- [Record extracts]:
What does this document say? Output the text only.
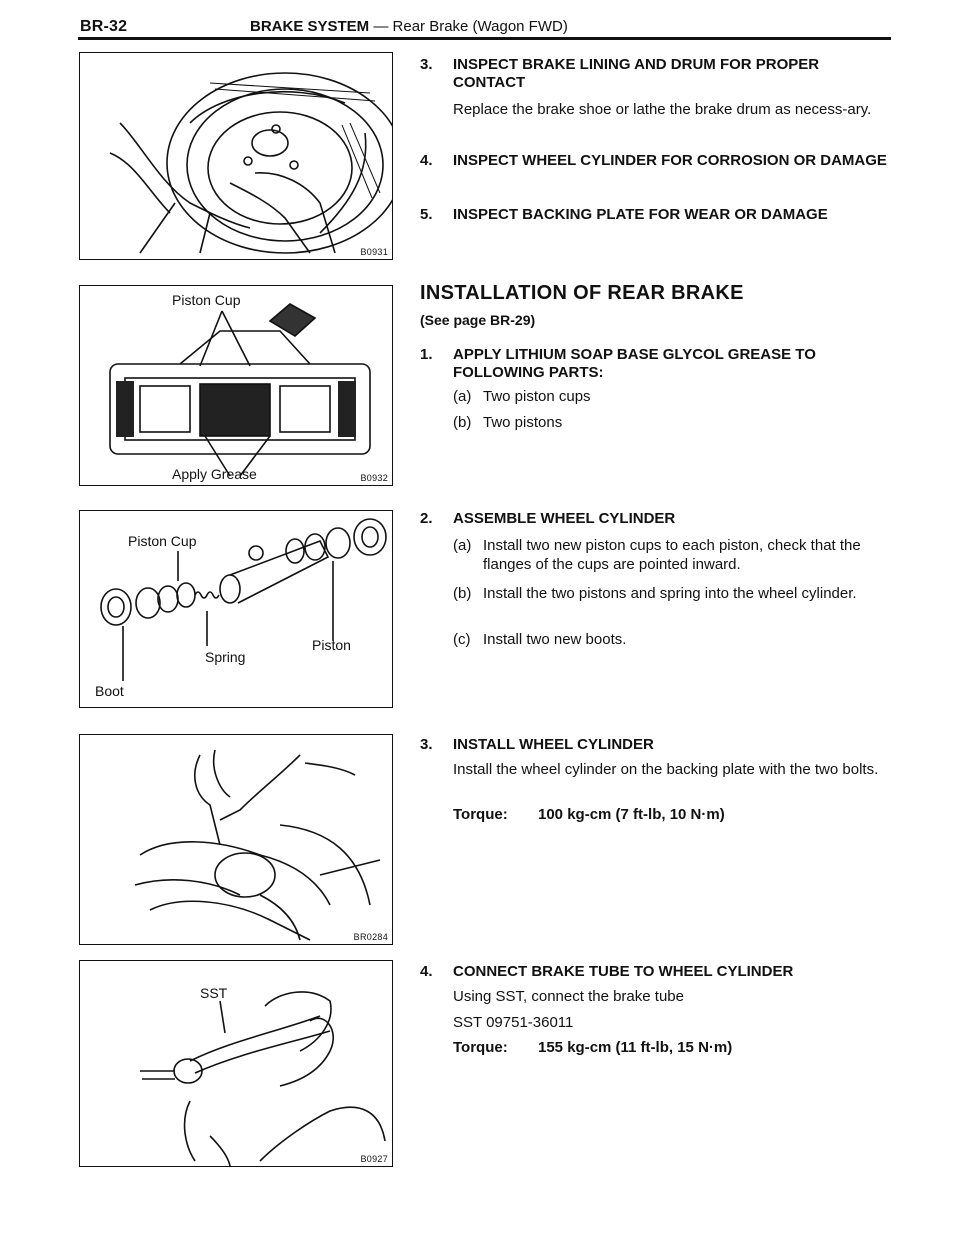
BR-32	BRAKE SYSTEM — Rear Brake (Wagon FWD)
B0931
Piston Cup
Apply Grease	B0932
Piston Cup
Spring
Piston
Boot
BR0284
SST
B0927
3. INSPECT BRAKE LINING AND DRUM FOR PROPER CONTACT
Replace the brake shoe or lathe the brake drum as necess-ary.
4. INSPECT WHEEL CYLINDER FOR CORROSION OR DAMAGE
5. INSPECT BACKING PLATE FOR WEAR OR DAMAGE
INSTALLATION OF REAR BRAKE
(See page BR-29)
1. APPLY LITHIUM SOAP BASE GLYCOL GREASE TO FOLLOWING PARTS:
(a) Two piston cups
(b) Two pistons
2. ASSEMBLE WHEEL CYLINDER
(a) Install two new piston cups to each piston, check that the flanges of the cups are pointed inward.
(b) Install the two pistons and spring into the wheel cylinder.
(c) Install two new boots.
3. INSTALL WHEEL CYLINDER
Install the wheel cylinder on the backing plate with the two bolts.
Torque: 100 kg-cm (7 ft-lb, 10 N·m)
4. CONNECT BRAKE TUBE TO WHEEL CYLINDER
Using SST, connect the brake tube
SST 09751-36011
Torque: 155 kg-cm (11 ft-lb, 15 N·m)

- [Requirements]: Check every line of the data above for the string "pistons", and copy those that have it.

- [Problem solution]:
(b) Two pistons
(b) Install the two pistons and spring into the wheel cylinder.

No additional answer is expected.